PROVIDED INFORMATION -
%%

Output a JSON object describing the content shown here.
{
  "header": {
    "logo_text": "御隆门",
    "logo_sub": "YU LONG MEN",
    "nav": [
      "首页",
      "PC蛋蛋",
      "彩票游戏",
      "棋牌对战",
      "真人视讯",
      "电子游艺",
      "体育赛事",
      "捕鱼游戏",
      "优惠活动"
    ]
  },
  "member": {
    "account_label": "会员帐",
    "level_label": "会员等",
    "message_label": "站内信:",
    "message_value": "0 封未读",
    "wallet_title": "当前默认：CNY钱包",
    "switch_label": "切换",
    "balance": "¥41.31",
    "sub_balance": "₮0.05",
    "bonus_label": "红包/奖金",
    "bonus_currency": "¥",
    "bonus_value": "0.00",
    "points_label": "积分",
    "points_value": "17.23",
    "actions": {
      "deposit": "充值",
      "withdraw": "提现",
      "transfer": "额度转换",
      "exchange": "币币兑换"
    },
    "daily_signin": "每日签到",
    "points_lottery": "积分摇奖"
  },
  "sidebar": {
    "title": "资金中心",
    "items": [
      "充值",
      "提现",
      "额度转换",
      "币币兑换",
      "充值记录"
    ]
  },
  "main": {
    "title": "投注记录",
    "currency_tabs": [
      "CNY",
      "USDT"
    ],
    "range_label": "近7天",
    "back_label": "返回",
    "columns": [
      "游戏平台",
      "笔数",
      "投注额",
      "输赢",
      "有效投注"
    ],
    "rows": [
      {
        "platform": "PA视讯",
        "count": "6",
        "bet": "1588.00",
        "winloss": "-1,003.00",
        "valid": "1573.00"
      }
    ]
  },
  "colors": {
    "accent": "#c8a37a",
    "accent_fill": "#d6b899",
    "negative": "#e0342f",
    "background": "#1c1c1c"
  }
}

%%

WORK TO COMPLETE - Each line of the listing should be echoed back exactly.

FINAL RESULT -
Output a JSON object describing the content shown here.
{
  "header": {
    "logo_text": "御隆门",
    "logo_sub": "YU LONG MEN",
    "nav": [
      "首页",
      "PC蛋蛋",
      "彩票游戏",
      "棋牌对战",
      "真人视讯",
      "电子游艺",
      "体育赛事",
      "捕鱼游戏",
      "优惠活动"
    ]
  },
  "member": {
    "account_label": "会员帐",
    "level_label": "会员等",
    "message_label": "站内信:",
    "message_value": "0 封未读",
    "wallet_title": "当前默认：CNY钱包",
    "switch_label": "切换",
    "balance": "¥41.31",
    "sub_balance": "₮0.05",
    "bonus_label": "红包/奖金",
    "bonus_currency": "¥",
    "bonus_value": "0.00",
    "points_label": "积分",
    "points_value": "17.23",
    "actions": {
      "deposit": "充值",
      "withdraw": "提现",
      "transfer": "额度转换",
      "exchange": "币币兑换"
    },
    "daily_signin": "每日签到",
    "points_lottery": "积分摇奖"
  },
  "sidebar": {
    "title": "资金中心",
    "items": [
      "充值",
      "提现",
      "额度转换",
      "币币兑换",
      "充值记录"
    ]
  },
  "main": {
    "title": "投注记录",
    "currency_tabs": [
      "CNY",
      "USDT"
    ],
    "range_label": "近7天",
    "back_label": "返回",
    "columns": [
      "游戏平台",
      "笔数",
      "投注额",
      "输赢",
      "有效投注"
    ],
    "rows": [
      {
        "platform": "PA视讯",
        "count": "6",
        "bet": "1588.00",
        "winloss": "-1,003.00",
        "valid": "1573.00"
      }
    ]
  },
  "colors": {
    "accent": "#c8a37a",
    "accent_fill": "#d6b899",
    "negative": "#e0342f",
    "background": "#1c1c1c"
  }
}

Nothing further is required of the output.